## DIRECTION
Which lines hold the word "unidades"? Copy each one.

## DATASET CONTENT
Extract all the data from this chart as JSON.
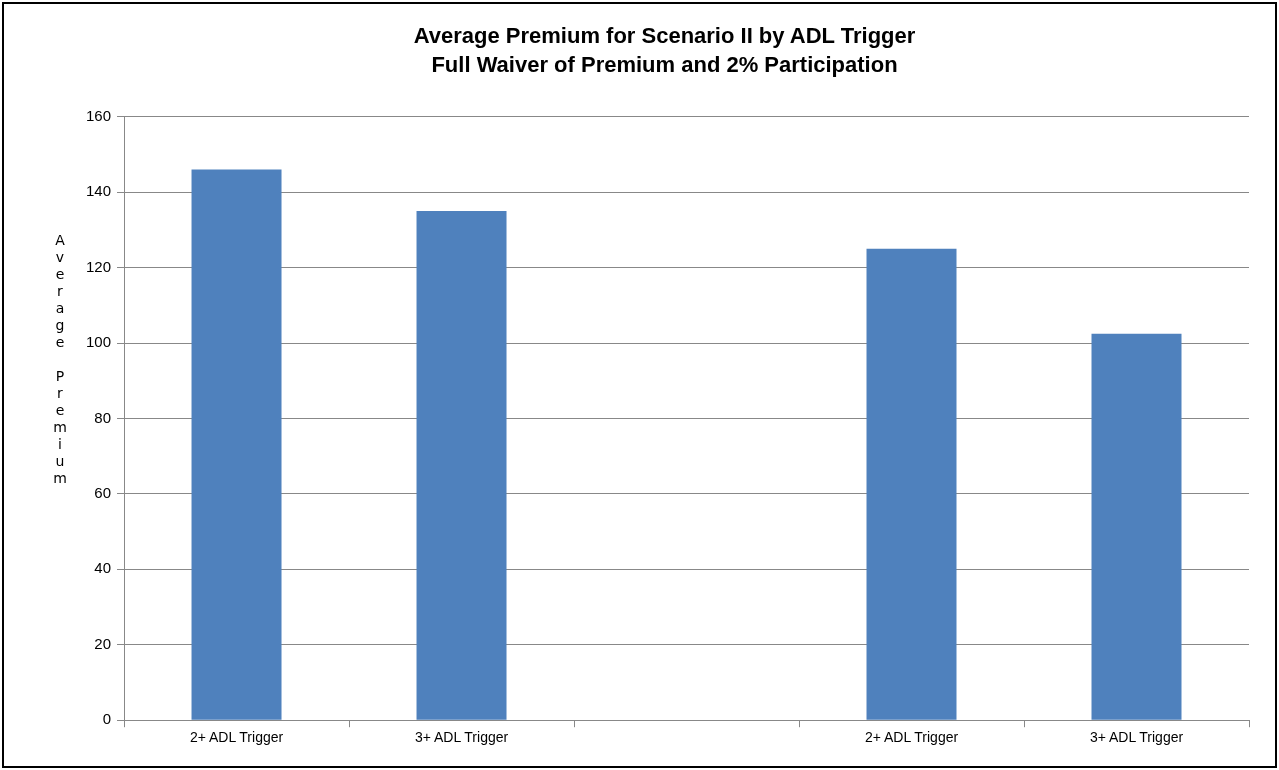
{
  "chart_data": {
    "type": "bar",
    "title": "Average Premium for Scenario II by ADL Trigger",
    "subtitle": "Full Waiver of Premium and 2% Participation",
    "ylabel": "Average Premium",
    "categories": [
      "2+ ADL Trigger",
      "3+ ADL Trigger",
      null,
      "2+ ADL Trigger",
      "3+ ADL Trigger"
    ],
    "values": [
      146,
      135,
      null,
      125,
      102.5
    ],
    "color": "#4f81bd",
    "ylim": [
      0,
      160
    ],
    "yticks": [
      0,
      20,
      40,
      60,
      80,
      100,
      120,
      140,
      160
    ],
    "grid": "y",
    "legend": false
  }
}
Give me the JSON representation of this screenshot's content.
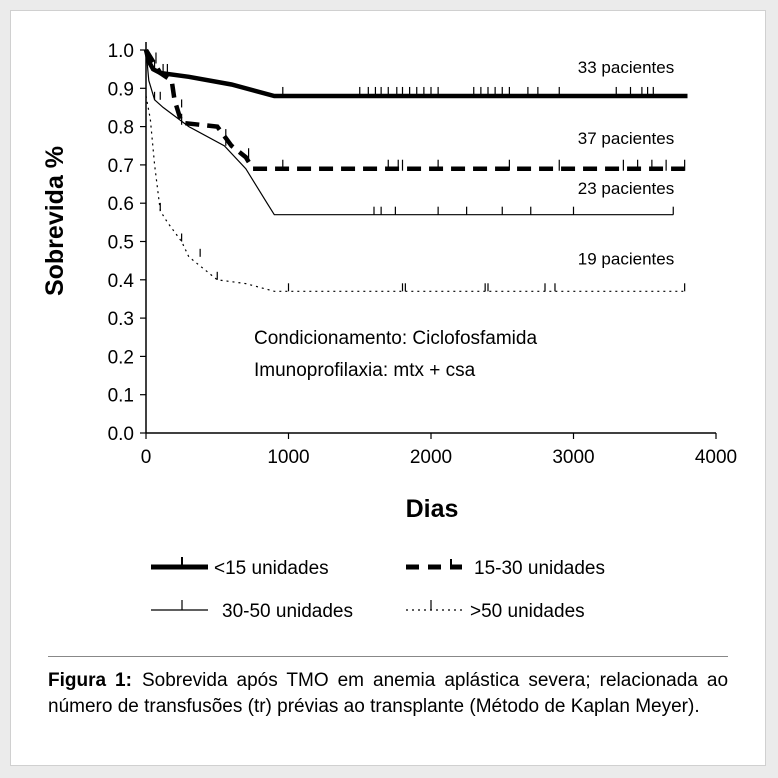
{
  "chart_data": {
    "type": "line",
    "xlabel": "Dias",
    "ylabel": "Sobrevida %",
    "xlim": [
      0,
      4000
    ],
    "ylim": [
      0,
      1.0
    ],
    "x_ticks": [
      0,
      1000,
      2000,
      3000,
      4000
    ],
    "y_ticks": [
      "0.0",
      "0.1",
      "0.2",
      "0.3",
      "0.4",
      "0.5",
      "0.6",
      "0.7",
      "0.8",
      "0.9",
      "1.0"
    ],
    "grid": false,
    "legend_position": "bottom",
    "series": [
      {
        "name": "<15 unidades",
        "style": "thick-solid",
        "points": [
          [
            0,
            1.0
          ],
          [
            20,
            0.97
          ],
          [
            50,
            0.95
          ],
          [
            100,
            0.94
          ],
          [
            300,
            0.93
          ],
          [
            600,
            0.91
          ],
          [
            900,
            0.88
          ],
          [
            3800,
            0.88
          ]
        ],
        "censor_x": [
          60,
          120,
          960,
          1500,
          1560,
          1610,
          1650,
          1700,
          1760,
          1800,
          1850,
          1900,
          1950,
          2000,
          2050,
          2300,
          2350,
          2400,
          2450,
          2500,
          2550,
          2680,
          2750,
          2900,
          3300,
          3400,
          3480,
          3520,
          3560
        ],
        "n_label": "33 pacientes"
      },
      {
        "name": "15-30 unidades",
        "style": "thick-dashed",
        "points": [
          [
            0,
            1.0
          ],
          [
            50,
            0.97
          ],
          [
            100,
            0.94
          ],
          [
            180,
            0.92
          ],
          [
            200,
            0.87
          ],
          [
            250,
            0.81
          ],
          [
            500,
            0.8
          ],
          [
            560,
            0.77
          ],
          [
            600,
            0.75
          ],
          [
            700,
            0.72
          ],
          [
            750,
            0.69
          ],
          [
            3780,
            0.69
          ]
        ],
        "censor_x": [
          70,
          150,
          250,
          560,
          720,
          960,
          1700,
          1770,
          1800,
          2050,
          2550,
          2900,
          3350,
          3450,
          3550,
          3650,
          3780
        ],
        "n_label": "37 pacientes"
      },
      {
        "name": "30-50 unidades",
        "style": "thin-solid",
        "points": [
          [
            0,
            1.0
          ],
          [
            20,
            0.92
          ],
          [
            60,
            0.87
          ],
          [
            120,
            0.85
          ],
          [
            300,
            0.8
          ],
          [
            550,
            0.75
          ],
          [
            700,
            0.69
          ],
          [
            850,
            0.6
          ],
          [
            900,
            0.57
          ],
          [
            3700,
            0.57
          ]
        ],
        "censor_x": [
          60,
          100,
          250,
          560,
          1600,
          1650,
          1750,
          2050,
          2250,
          2500,
          2700,
          3000,
          3700
        ],
        "n_label": "23 pacientes"
      },
      {
        "name": ">50 unidades",
        "style": "thin-dotted",
        "points": [
          [
            0,
            0.88
          ],
          [
            30,
            0.82
          ],
          [
            60,
            0.7
          ],
          [
            100,
            0.58
          ],
          [
            150,
            0.55
          ],
          [
            250,
            0.5
          ],
          [
            300,
            0.46
          ],
          [
            400,
            0.43
          ],
          [
            500,
            0.4
          ],
          [
            700,
            0.39
          ],
          [
            900,
            0.37
          ],
          [
            3780,
            0.37
          ]
        ],
        "censor_x": [
          100,
          250,
          380,
          500,
          1000,
          1800,
          1820,
          2380,
          2400,
          2800,
          2870,
          3780
        ],
        "n_label": "19 pacientes"
      }
    ]
  },
  "annotations": {
    "conditioning": "Condicionamento: Ciclofosfamida",
    "prophylaxis": "Imunoprofilaxia: mtx + csa"
  },
  "legend": [
    {
      "label": "<15 unidades"
    },
    {
      "label": "15-30 unidades"
    },
    {
      "label": "30-50 unidades"
    },
    {
      "label": ">50 unidades"
    }
  ],
  "caption": {
    "label": "Figura 1:",
    "text": "Sobrevida após TMO em anemia aplástica severa; relacionada ao número de transfusões (tr) prévias ao transplante (Método de Kaplan Meyer)."
  }
}
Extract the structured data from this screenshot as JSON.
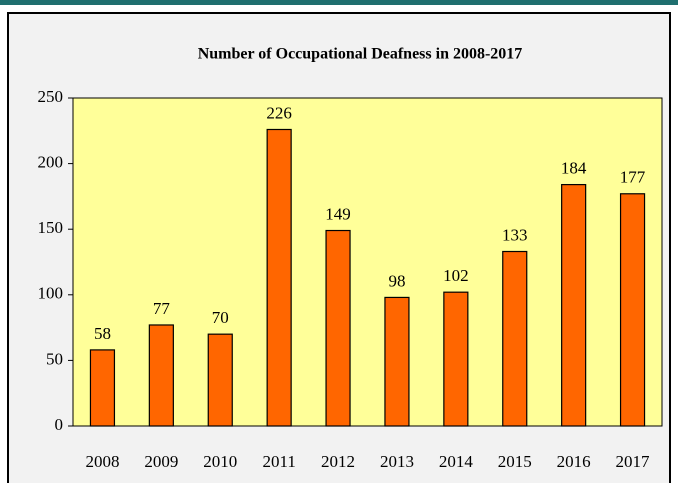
{
  "chart_data": {
    "type": "bar",
    "title": "Number of Occupational Deafness in 2008-2017",
    "categories": [
      "2008",
      "2009",
      "2010",
      "2011",
      "2012",
      "2013",
      "2014",
      "2015",
      "2016",
      "2017"
    ],
    "values": [
      58,
      77,
      70,
      226,
      149,
      98,
      102,
      133,
      184,
      177
    ],
    "color": "#ff6600",
    "plot_background": "#ffff99",
    "ylim": [
      0,
      250
    ],
    "yticks": [
      0,
      50,
      100,
      150,
      200,
      250
    ],
    "grid": false
  }
}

## RESULT BELOW
        "name": "<15 unidades",
        "name": "15-30 unidades",
        "name": "30-50 unidades",
        "name": ">50 unidades",
      "label": "<15 unidades"
      "label": "15-30 unidades"
      "label": "30-50 unidades"
      "label": ">50 unidades"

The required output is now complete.